[START]
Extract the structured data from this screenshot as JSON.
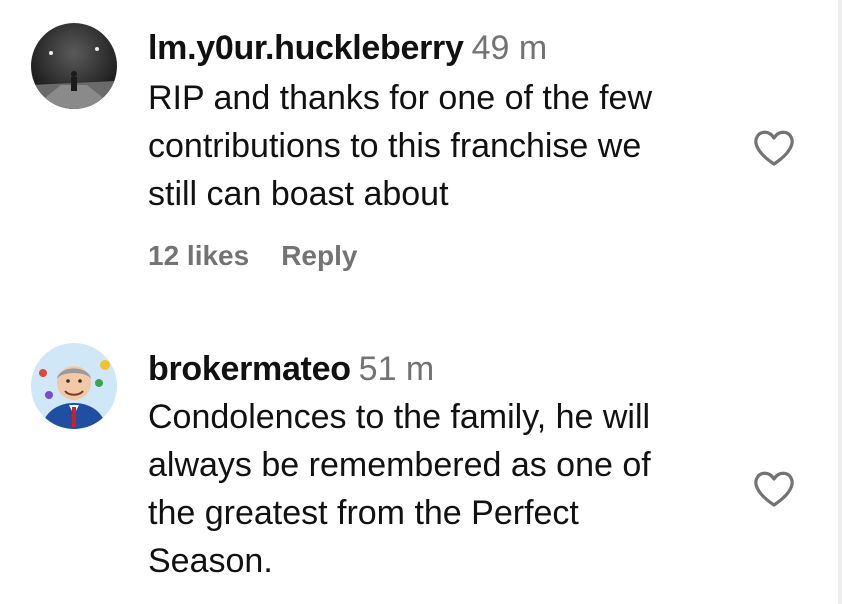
{
  "comments": [
    {
      "username": "lm.y0ur.huckleberry",
      "time": "49 m",
      "text": "RIP and thanks for one of the few\ncontributions to this franchise we\nstill can boast about",
      "likes": "12 likes",
      "reply": "Reply"
    },
    {
      "username": "brokermateo",
      "time": "51 m",
      "text": "Condolences to the family, he will\nalways be remembered as one of\nthe greatest from the Perfect\nSeason."
    }
  ],
  "icons": {
    "like": "heart-outline-icon"
  },
  "colors": {
    "text": "#111111",
    "meta": "#737373"
  }
}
[END]
Retype every entry verbatim and exclude the pictures from the copy.

**Answer to the problem:**
Extract the structured data from this screenshot as JSON.
{
  "comments": [
    {
      "username": "lm.y0ur.huckleberry",
      "time": "49 m",
      "text": "RIP and thanks for one of the few\ncontributions to this franchise we\nstill can boast about",
      "likes": "12 likes",
      "reply": "Reply"
    },
    {
      "username": "brokermateo",
      "time": "51 m",
      "text": "Condolences to the family, he will\nalways be remembered as one of\nthe greatest from the Perfect\nSeason."
    }
  ],
  "icons": {
    "like": "heart-outline-icon"
  },
  "colors": {
    "text": "#111111",
    "meta": "#737373"
  }
}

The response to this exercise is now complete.